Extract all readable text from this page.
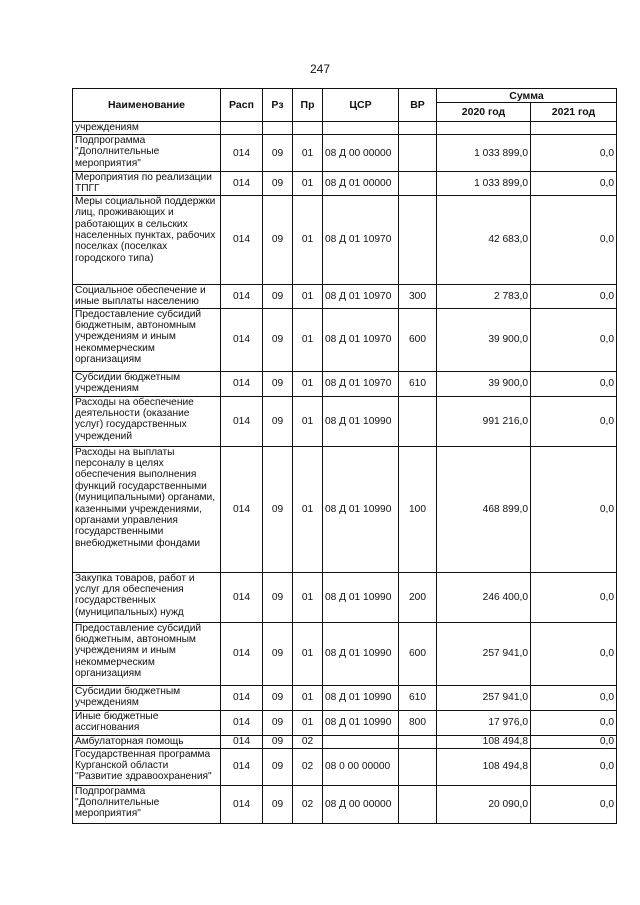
247
Наименование	Расп	Рз	Пр	ЦСР	ВР	Сумма	
						2020 год	2021 год
учреждениям							
Подпрограмма "Дополнительные мероприятия"	014	09	01	08 Д 00 00000		1 033 899,0	0,0
Мероприятия по реализации ТПГГ	014	09	01	08 Д 01 00000		1 033 899,0	0,0
Меры социальной поддержки лиц, проживающих и работающих в сельских населенных пунктах, рабочих поселках (поселках городского типа)	014	09	01	08 Д 01 10970		42 683,0	0,0
Социальное обеспечение и иные выплаты населению	014	09	01	08 Д 01 10970	300	2 783,0	0,0
Предоставление субсидий бюджетным, автономным учреждениям и иным некоммерческим организациям	014	09	01	08 Д 01 10970	600	39 900,0	0,0
Субсидии бюджетным учреждениям	014	09	01	08 Д 01 10970	610	39 900,0	0,0
Расходы на обеспечение деятельности (оказание услуг) государственных учреждений	014	09	01	08 Д 01 10990		991 216,0	0,0
Расходы на выплаты персоналу в целях обеспечения выполнения функций государственными (муниципальными) органами, казенными учреждениями, органами управления государственными внебюджетными фондами	014	09	01	08 Д 01 10990	100	468 899,0	0,0
Закупка товаров, работ и услуг для обеспечения государственных (муниципальных) нужд	014	09	01	08 Д 01 10990	200	246 400,0	0,0
Предоставление субсидий бюджетным, автономным учреждениям и иным некоммерческим организациям	014	09	01	08 Д 01 10990	600	257 941,0	0,0
Субсидии бюджетным учреждениям	014	09	01	08 Д 01 10990	610	257 941,0	0,0
Иные бюджетные ассигнования	014	09	01	08 Д 01 10990	800	17 976,0	0,0
Амбулаторная помощь	014	09	02			108 494,8	0,0
Государственная программа Курганской области "Развитие здравоохранения"	014	09	02	08 0 00 00000		108 494,8	0,0
Подпрограмма "Дополнительные мероприятия"	014	09	02	08 Д 00 00000		20 090,0	0,0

(WHAT THIS TASK INVOLVES)
Return the material word for word. Pictures are not part of the copy.

(WRITTEN SOLUTION)
Extract all readable text from this page.
247
Наименование	Расп	Рз	Пр	ЦСР	ВР	Сумма	
						2020 год	2021 год
учреждениям							
Подпрограмма "Дополнительные мероприятия"	014	09	01	08 Д 00 00000		1 033 899,0	0,0
Мероприятия по реализации ТПГГ	014	09	01	08 Д 01 00000		1 033 899,0	0,0
Меры социальной поддержки лиц, проживающих и работающих в сельских населенных пунктах, рабочих поселках (поселках городского типа)	014	09	01	08 Д 01 10970		42 683,0	0,0
Социальное обеспечение и иные выплаты населению	014	09	01	08 Д 01 10970	300	2 783,0	0,0
Предоставление субсидий бюджетным, автономным учреждениям и иным некоммерческим организациям	014	09	01	08 Д 01 10970	600	39 900,0	0,0
Субсидии бюджетным учреждениям	014	09	01	08 Д 01 10970	610	39 900,0	0,0
Расходы на обеспечение деятельности (оказание услуг) государственных учреждений	014	09	01	08 Д 01 10990		991 216,0	0,0
Расходы на выплаты персоналу в целях обеспечения выполнения функций государственными (муниципальными) органами, казенными учреждениями, органами управления государственными внебюджетными фондами	014	09	01	08 Д 01 10990	100	468 899,0	0,0
Закупка товаров, работ и услуг для обеспечения государственных (муниципальных) нужд	014	09	01	08 Д 01 10990	200	246 400,0	0,0
Предоставление субсидий бюджетным, автономным учреждениям и иным некоммерческим организациям	014	09	01	08 Д 01 10990	600	257 941,0	0,0
Субсидии бюджетным учреждениям	014	09	01	08 Д 01 10990	610	257 941,0	0,0
Иные бюджетные ассигнования	014	09	01	08 Д 01 10990	800	17 976,0	0,0
Амбулаторная помощь	014	09	02			108 494,8	0,0
Государственная программа Курганской области "Развитие здравоохранения"	014	09	02	08 0 00 00000		108 494,8	0,0
Подпрограмма "Дополнительные мероприятия"	014	09	02	08 Д 00 00000		20 090,0	0,0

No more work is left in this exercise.